> **The problem**
Copy out exactly the lines from the one containing "Output the text content of this document." to the end of the records below, both included, and nothing else.

> **Data entries**
──────

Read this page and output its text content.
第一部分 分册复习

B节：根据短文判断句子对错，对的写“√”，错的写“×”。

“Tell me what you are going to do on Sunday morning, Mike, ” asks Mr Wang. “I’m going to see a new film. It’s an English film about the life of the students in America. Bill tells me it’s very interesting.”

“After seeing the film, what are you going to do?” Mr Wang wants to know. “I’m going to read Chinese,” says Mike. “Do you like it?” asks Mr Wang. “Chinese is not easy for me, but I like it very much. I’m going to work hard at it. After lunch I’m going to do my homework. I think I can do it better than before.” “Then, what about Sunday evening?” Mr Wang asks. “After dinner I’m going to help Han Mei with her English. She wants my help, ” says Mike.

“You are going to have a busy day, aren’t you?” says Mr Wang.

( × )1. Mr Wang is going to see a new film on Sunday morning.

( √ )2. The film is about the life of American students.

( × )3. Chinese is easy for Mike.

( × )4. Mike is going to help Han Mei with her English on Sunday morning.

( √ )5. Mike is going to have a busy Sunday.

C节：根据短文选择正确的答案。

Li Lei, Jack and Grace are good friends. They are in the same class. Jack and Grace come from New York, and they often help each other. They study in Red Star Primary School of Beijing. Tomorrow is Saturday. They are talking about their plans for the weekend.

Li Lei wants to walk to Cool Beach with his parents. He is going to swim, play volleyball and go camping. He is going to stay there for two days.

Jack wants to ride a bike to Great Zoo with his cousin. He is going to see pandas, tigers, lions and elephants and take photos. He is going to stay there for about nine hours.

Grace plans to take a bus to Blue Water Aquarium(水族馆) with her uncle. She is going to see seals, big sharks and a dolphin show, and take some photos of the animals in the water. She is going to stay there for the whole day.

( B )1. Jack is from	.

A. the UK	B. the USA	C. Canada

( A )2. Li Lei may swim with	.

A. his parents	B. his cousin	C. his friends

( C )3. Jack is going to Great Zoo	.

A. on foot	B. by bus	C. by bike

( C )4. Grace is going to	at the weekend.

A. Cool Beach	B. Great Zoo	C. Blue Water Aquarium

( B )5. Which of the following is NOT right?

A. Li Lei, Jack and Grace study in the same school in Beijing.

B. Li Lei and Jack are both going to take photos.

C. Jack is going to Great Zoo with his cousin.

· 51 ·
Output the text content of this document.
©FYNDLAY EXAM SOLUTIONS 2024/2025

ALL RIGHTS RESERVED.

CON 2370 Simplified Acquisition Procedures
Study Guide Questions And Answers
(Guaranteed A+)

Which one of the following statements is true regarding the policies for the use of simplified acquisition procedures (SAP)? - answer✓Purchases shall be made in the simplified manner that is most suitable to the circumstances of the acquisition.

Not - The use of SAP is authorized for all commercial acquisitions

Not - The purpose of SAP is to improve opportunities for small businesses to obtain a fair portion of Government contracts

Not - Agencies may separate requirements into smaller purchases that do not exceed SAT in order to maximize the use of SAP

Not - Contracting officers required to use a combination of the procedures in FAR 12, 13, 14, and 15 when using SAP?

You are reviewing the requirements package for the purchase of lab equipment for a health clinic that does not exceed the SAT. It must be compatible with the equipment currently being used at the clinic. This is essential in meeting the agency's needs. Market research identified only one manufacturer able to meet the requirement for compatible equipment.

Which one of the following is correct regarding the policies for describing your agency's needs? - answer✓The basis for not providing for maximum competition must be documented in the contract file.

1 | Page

──────

> **Solution for this problem**
Output the text content of this document.
©FYNDLAY EXAM SOLUTIONS 2024/2025

ALL RIGHTS RESERVED.

CON 2370 Simplified Acquisition Procedures
Study Guide Questions And Answers
(Guaranteed A+)

Which one of the following statements is true regarding the policies for the use of simplified acquisition procedures (SAP)? - answer✓Purchases shall be made in the simplified manner that is most suitable to the circumstances of the acquisition.

Not - The use of SAP is authorized for all commercial acquisitions

Not - The purpose of SAP is to improve opportunities for small businesses to obtain a fair portion of Government contracts

Not - Agencies may separate requirements into smaller purchases that do not exceed SAT in order to maximize the use of SAP

Not - Contracting officers required to use a combination of the procedures in FAR 12, 13, 14, and 15 when using SAP?

You are reviewing the requirements package for the purchase of lab equipment for a health clinic that does not exceed the SAT. It must be compatible with the equipment currently being used at the clinic. This is essential in meeting the agency's needs. Market research identified only one manufacturer able to meet the requirement for compatible equipment.

Which one of the following is correct regarding the policies for describing your agency's needs? - answer✓The basis for not providing for maximum competition must be documented in the contract file.

1 | Page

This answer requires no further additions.